> Prompt:
From the material below, list every line containing "structured".

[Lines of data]

--- --- ---

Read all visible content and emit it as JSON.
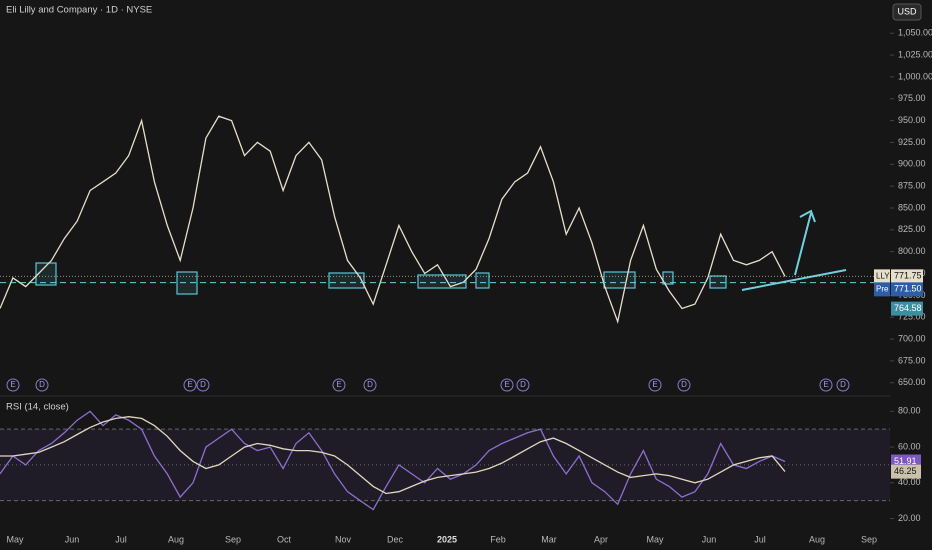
{
  "chart_data": [
    {
      "type": "line",
      "title": "Eli Lilly and Company · 1D · NYSE",
      "currency": "USD",
      "ylim": [
        636,
        1088
      ],
      "yticks": [
        {
          "value": 650,
          "label": "650.00"
        },
        {
          "value": 675,
          "label": "675.00"
        },
        {
          "value": 700,
          "label": "700.00"
        },
        {
          "value": 725,
          "label": "725.00"
        },
        {
          "value": 750,
          "label": "750.00"
        },
        {
          "value": 775,
          "label": "775.00"
        },
        {
          "value": 800,
          "label": "800.00"
        },
        {
          "value": 825,
          "label": "825.00"
        },
        {
          "value": 850,
          "label": "850.00"
        },
        {
          "value": 875,
          "label": "875.00"
        },
        {
          "value": 900,
          "label": "900.00"
        },
        {
          "value": 925,
          "label": "925.00"
        },
        {
          "value": 950,
          "label": "950.00"
        },
        {
          "value": 975,
          "label": "975.00"
        },
        {
          "value": 1000,
          "label": "1,000.00"
        },
        {
          "value": 1025,
          "label": "1,025.00"
        },
        {
          "value": 1050,
          "label": "1,050.00"
        }
      ],
      "series": [
        {
          "name": "LLY",
          "color": "#e6dfca",
          "values": [
            735,
            770,
            760,
            775,
            790,
            815,
            835,
            870,
            880,
            890,
            910,
            950,
            880,
            830,
            790,
            850,
            930,
            955,
            950,
            910,
            925,
            915,
            870,
            910,
            925,
            905,
            840,
            790,
            770,
            740,
            785,
            830,
            800,
            775,
            785,
            760,
            765,
            780,
            815,
            860,
            880,
            890,
            920,
            880,
            820,
            850,
            810,
            760,
            720,
            790,
            830,
            780,
            755,
            735,
            740,
            770,
            820,
            790,
            785,
            790,
            800,
            771.75
          ]
        }
      ],
      "last_price": 771.75,
      "premarket": {
        "tag": "Pre",
        "value": {
          "value": 771.5,
          "label": "771.50"
        }
      },
      "reference_line": 764.58
    },
    {
      "type": "line",
      "title": "RSI (14, close)",
      "ylim": [
        8,
        88
      ],
      "yticks": [
        {
          "value": 20,
          "label": "20.00"
        },
        {
          "value": 40,
          "label": "40.00"
        },
        {
          "value": 60,
          "label": "60.00"
        },
        {
          "value": 80,
          "label": "80.00"
        }
      ],
      "levels": [
        30,
        50,
        70
      ],
      "series": [
        {
          "color": "#8d6fd1",
          "values": [
            45,
            55,
            50,
            58,
            62,
            68,
            75,
            80,
            72,
            78,
            75,
            70,
            55,
            45,
            32,
            40,
            60,
            65,
            70,
            62,
            58,
            60,
            48,
            62,
            68,
            58,
            45,
            35,
            30,
            25,
            38,
            50,
            45,
            40,
            48,
            42,
            45,
            50,
            58,
            62,
            65,
            68,
            70,
            55,
            45,
            55,
            40,
            35,
            28,
            45,
            58,
            42,
            38,
            32,
            35,
            45,
            62,
            50,
            48,
            52,
            55,
            51.91
          ]
        },
        {
          "color": "#e0d8bc",
          "values": [
            55,
            55,
            56,
            57,
            60,
            63,
            67,
            71,
            74,
            76,
            77,
            76,
            72,
            66,
            58,
            52,
            48,
            50,
            55,
            60,
            62,
            61,
            59,
            58,
            58,
            57,
            55,
            50,
            44,
            38,
            34,
            35,
            38,
            41,
            43,
            44,
            45,
            46,
            48,
            51,
            55,
            59,
            63,
            65,
            62,
            58,
            54,
            50,
            46,
            43,
            44,
            45,
            44,
            42,
            40,
            42,
            46,
            50,
            52,
            54,
            55,
            46.25
          ]
        }
      ]
    }
  ],
  "x_axis": {
    "labels": [
      "May",
      "Jun",
      "Jul",
      "Aug",
      "Sep",
      "Oct",
      "Nov",
      "Dec",
      "2025",
      "Feb",
      "Mar",
      "Apr",
      "May",
      "Jun",
      "Jul",
      "Aug",
      "Sep"
    ]
  },
  "event_markers": [
    "E",
    "D",
    "E",
    "D",
    "E",
    "D",
    "E",
    "D",
    "E",
    "D",
    "E",
    "D"
  ]
}
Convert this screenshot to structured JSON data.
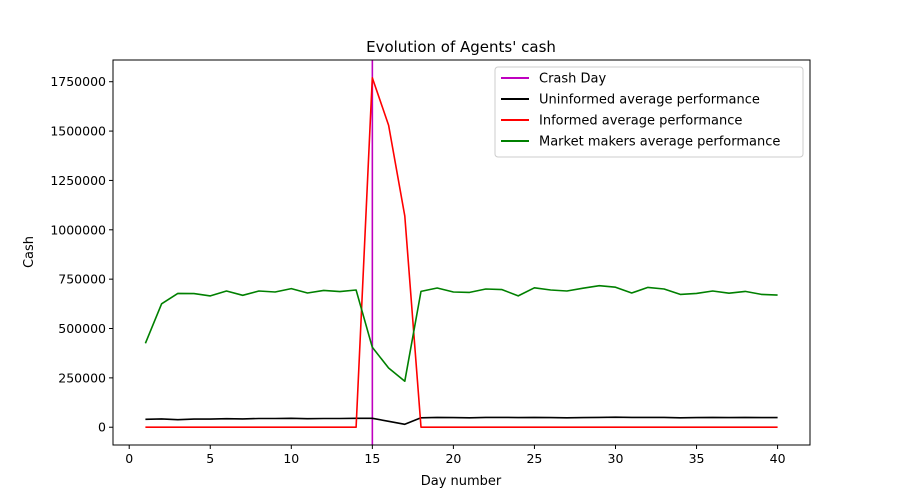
{
  "chart_data": {
    "type": "line",
    "title": "Evolution of Agents' cash",
    "xlabel": "Day number",
    "ylabel": "Cash",
    "xlim": [
      -1,
      42
    ],
    "ylim": [
      -90000,
      1860000
    ],
    "xticks": [
      0,
      5,
      10,
      15,
      20,
      25,
      30,
      35,
      40
    ],
    "yticks": [
      0,
      250000,
      500000,
      750000,
      1000000,
      1250000,
      1500000,
      1750000
    ],
    "grid": false,
    "legend_position": "top-right",
    "vline": {
      "name": "Crash Day",
      "x": 15,
      "color": "#bf00bf"
    },
    "x": [
      1,
      2,
      3,
      4,
      5,
      6,
      7,
      8,
      9,
      10,
      11,
      12,
      13,
      14,
      15,
      16,
      17,
      18,
      19,
      20,
      21,
      22,
      23,
      24,
      25,
      26,
      27,
      28,
      29,
      30,
      31,
      32,
      33,
      34,
      35,
      36,
      37,
      38,
      39,
      40
    ],
    "series": [
      {
        "name": "Uninformed average performance",
        "color": "#000000",
        "values": [
          40000,
          42000,
          38000,
          41000,
          41000,
          43000,
          42000,
          44000,
          44000,
          45000,
          43000,
          44000,
          44000,
          45000,
          45000,
          30000,
          15000,
          48000,
          50000,
          49000,
          48000,
          50000,
          50000,
          49000,
          50000,
          49000,
          48000,
          49000,
          50000,
          51000,
          50000,
          50000,
          50000,
          48000,
          49000,
          50000,
          49000,
          50000,
          49000,
          49000
        ]
      },
      {
        "name": "Informed average performance",
        "color": "#ff0000",
        "values": [
          0,
          0,
          0,
          0,
          0,
          0,
          0,
          0,
          0,
          0,
          0,
          0,
          0,
          0,
          1770000,
          1530000,
          1070000,
          0,
          0,
          0,
          0,
          0,
          0,
          0,
          0,
          0,
          0,
          0,
          0,
          0,
          0,
          0,
          0,
          0,
          0,
          0,
          0,
          0,
          0,
          0
        ]
      },
      {
        "name": "Market makers average performance",
        "color": "#008000",
        "values": [
          425000,
          625000,
          678000,
          677000,
          665000,
          690000,
          668000,
          690000,
          685000,
          702000,
          680000,
          693000,
          687000,
          695000,
          405000,
          300000,
          233000,
          688000,
          705000,
          685000,
          683000,
          700000,
          697000,
          665000,
          706000,
          695000,
          690000,
          704000,
          717000,
          709000,
          680000,
          708000,
          700000,
          673000,
          678000,
          690000,
          679000,
          688000,
          673000,
          669000
        ]
      }
    ]
  }
}
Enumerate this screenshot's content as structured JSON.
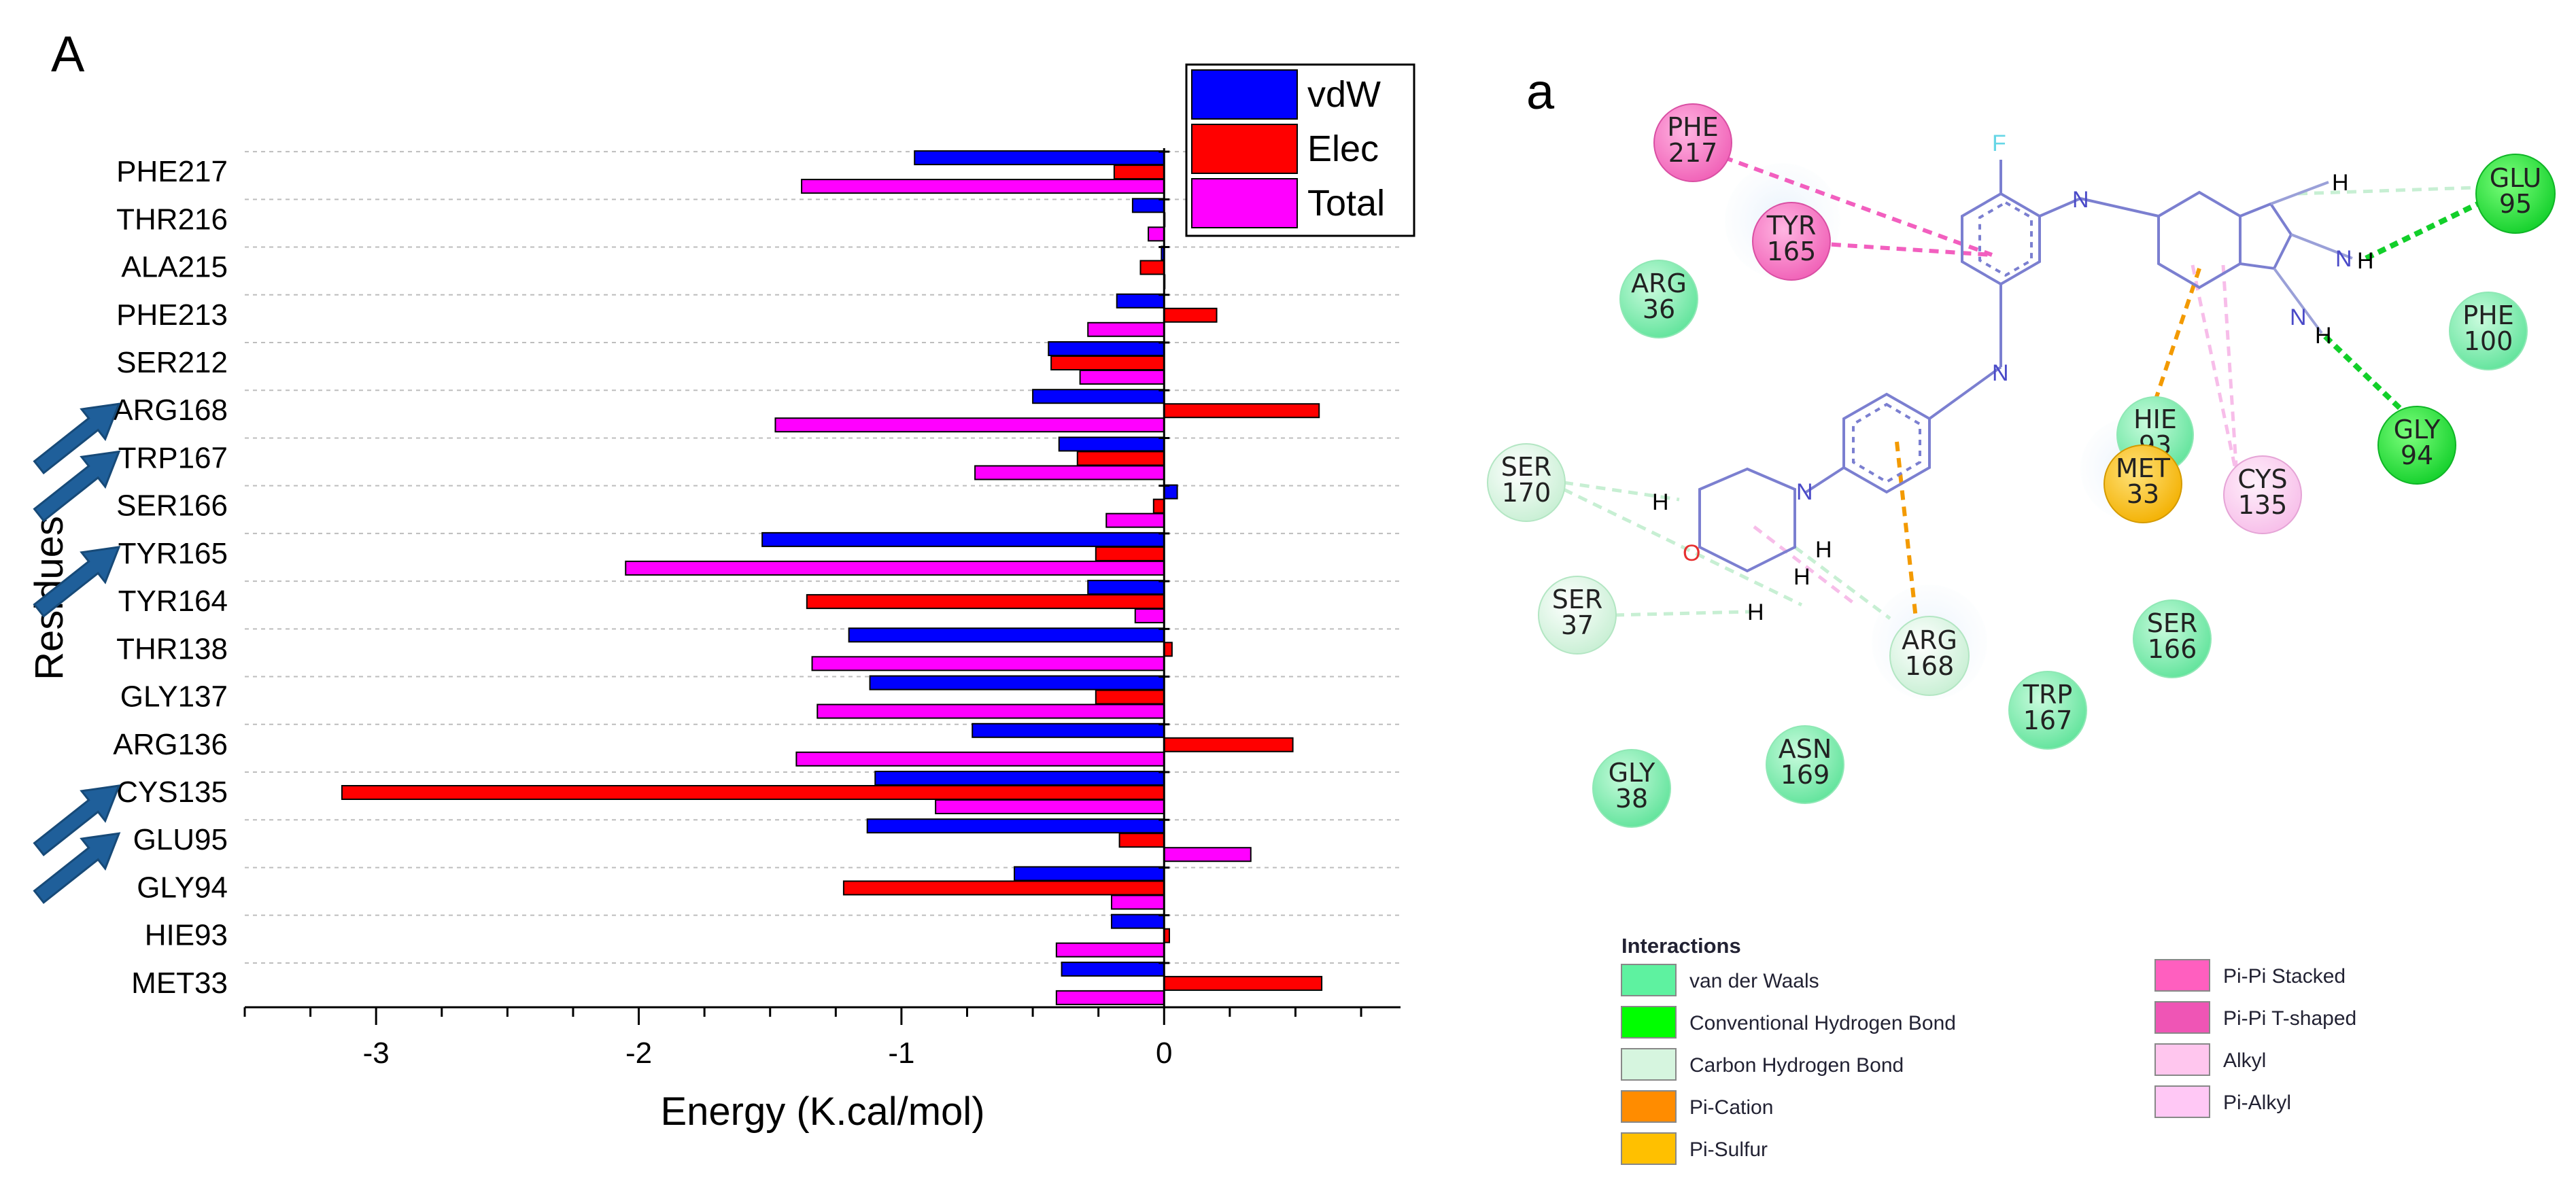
{
  "chart_data": {
    "type": "bar",
    "orientation": "horizontal",
    "panel_label": "A",
    "title": "",
    "xlabel": "Energy (K.cal/mol)",
    "ylabel": "Residues",
    "xlim": [
      -3.5,
      0.9
    ],
    "xticks": [
      -3,
      -2,
      -1,
      0
    ],
    "xtick_labels": [
      "-3",
      "-2",
      "-1",
      "0"
    ],
    "grid": "horizontal dashed",
    "legend_position": "top-right",
    "categories": [
      "PHE217",
      "THR216",
      "ALA215",
      "PHE213",
      "SER212",
      "ARG168",
      "TRP167",
      "SER166",
      "TYR165",
      "TYR164",
      "THR138",
      "GLY137",
      "ARG136",
      "CYS135",
      "GLU95",
      "GLY94",
      "HIE93",
      "MET33"
    ],
    "highlighted_residues": [
      "ARG168",
      "TRP167",
      "TYR165",
      "CYS135",
      "GLU95"
    ],
    "series": [
      {
        "name": "vdW",
        "color": "#0000ff",
        "values": [
          -0.95,
          -0.12,
          -0.01,
          -0.18,
          -0.44,
          -0.5,
          -0.4,
          0.05,
          -1.53,
          -0.29,
          -1.2,
          -1.12,
          -0.73,
          -1.1,
          -1.13,
          -0.57,
          -0.2,
          -0.39
        ]
      },
      {
        "name": "Elec",
        "color": "#ff0000",
        "values": [
          -0.19,
          0.0,
          -0.09,
          0.2,
          -0.43,
          0.59,
          -0.33,
          -0.04,
          -0.26,
          -1.36,
          0.03,
          -0.26,
          0.49,
          -3.13,
          -0.17,
          -1.22,
          0.02,
          0.6
        ]
      },
      {
        "name": "Total",
        "color": "#ff00ff",
        "values": [
          -1.38,
          -0.06,
          0.0,
          -0.29,
          -0.32,
          -1.48,
          -0.72,
          -0.22,
          -2.05,
          -0.11,
          -1.34,
          -1.32,
          -1.4,
          -0.87,
          0.33,
          -0.2,
          -0.41,
          -0.41
        ]
      }
    ]
  },
  "interaction_diagram": {
    "panel_label": "a",
    "residues": [
      {
        "id": "PHE217",
        "line1": "PHE",
        "line2": "217",
        "type": "pi-pi-stacked"
      },
      {
        "id": "TYR165",
        "line1": "TYR",
        "line2": "165",
        "type": "pi-pi-stacked"
      },
      {
        "id": "ARG36",
        "line1": "ARG",
        "line2": "36",
        "type": "vdw"
      },
      {
        "id": "GLU95",
        "line1": "GLU",
        "line2": "95",
        "type": "conventional-hb"
      },
      {
        "id": "PHE100",
        "line1": "PHE",
        "line2": "100",
        "type": "vdw"
      },
      {
        "id": "GLY94",
        "line1": "GLY",
        "line2": "94",
        "type": "conventional-hb"
      },
      {
        "id": "HIE93",
        "line1": "HIE",
        "line2": "93",
        "type": "vdw"
      },
      {
        "id": "MET33",
        "line1": "MET",
        "line2": "33",
        "type": "pi-sulfur"
      },
      {
        "id": "CYS135",
        "line1": "CYS",
        "line2": "135",
        "type": "alkyl"
      },
      {
        "id": "SER170",
        "line1": "SER",
        "line2": "170",
        "type": "carbon-hb"
      },
      {
        "id": "SER37",
        "line1": "SER",
        "line2": "37",
        "type": "carbon-hb"
      },
      {
        "id": "ARG168",
        "line1": "ARG",
        "line2": "168",
        "type": "carbon-hb"
      },
      {
        "id": "SER166",
        "line1": "SER",
        "line2": "166",
        "type": "vdw"
      },
      {
        "id": "TRP167",
        "line1": "TRP",
        "line2": "167",
        "type": "vdw"
      },
      {
        "id": "ASN169",
        "line1": "ASN",
        "line2": "169",
        "type": "vdw"
      },
      {
        "id": "GLY38",
        "line1": "GLY",
        "line2": "38",
        "type": "vdw"
      }
    ],
    "atom_labels": {
      "fluorine": "F",
      "nitrogen": "N",
      "oxygen": "O",
      "hydrogen": "H"
    },
    "legend": {
      "title": "Interactions",
      "items": [
        {
          "label": "van der Waals",
          "color": "#5ef2a0"
        },
        {
          "label": "Conventional Hydrogen Bond",
          "color": "#00ff00"
        },
        {
          "label": "Carbon Hydrogen Bond",
          "color": "#d6f5df"
        },
        {
          "label": "Pi-Cation",
          "color": "#ff8c00"
        },
        {
          "label": "Pi-Sulfur",
          "color": "#ffc000"
        },
        {
          "label": "Pi-Pi Stacked",
          "color": "#ff5fbf"
        },
        {
          "label": "Pi-Pi T-shaped",
          "color": "#ef55b5"
        },
        {
          "label": "Alkyl",
          "color": "#ffc6ee"
        },
        {
          "label": "Pi-Alkyl",
          "color": "#ffc8f5"
        }
      ]
    }
  }
}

--- --- ---

> Solution for this exercise:
Convert this screenshot to structured JSON data.
Enumerate this screenshot's content as structured JSON.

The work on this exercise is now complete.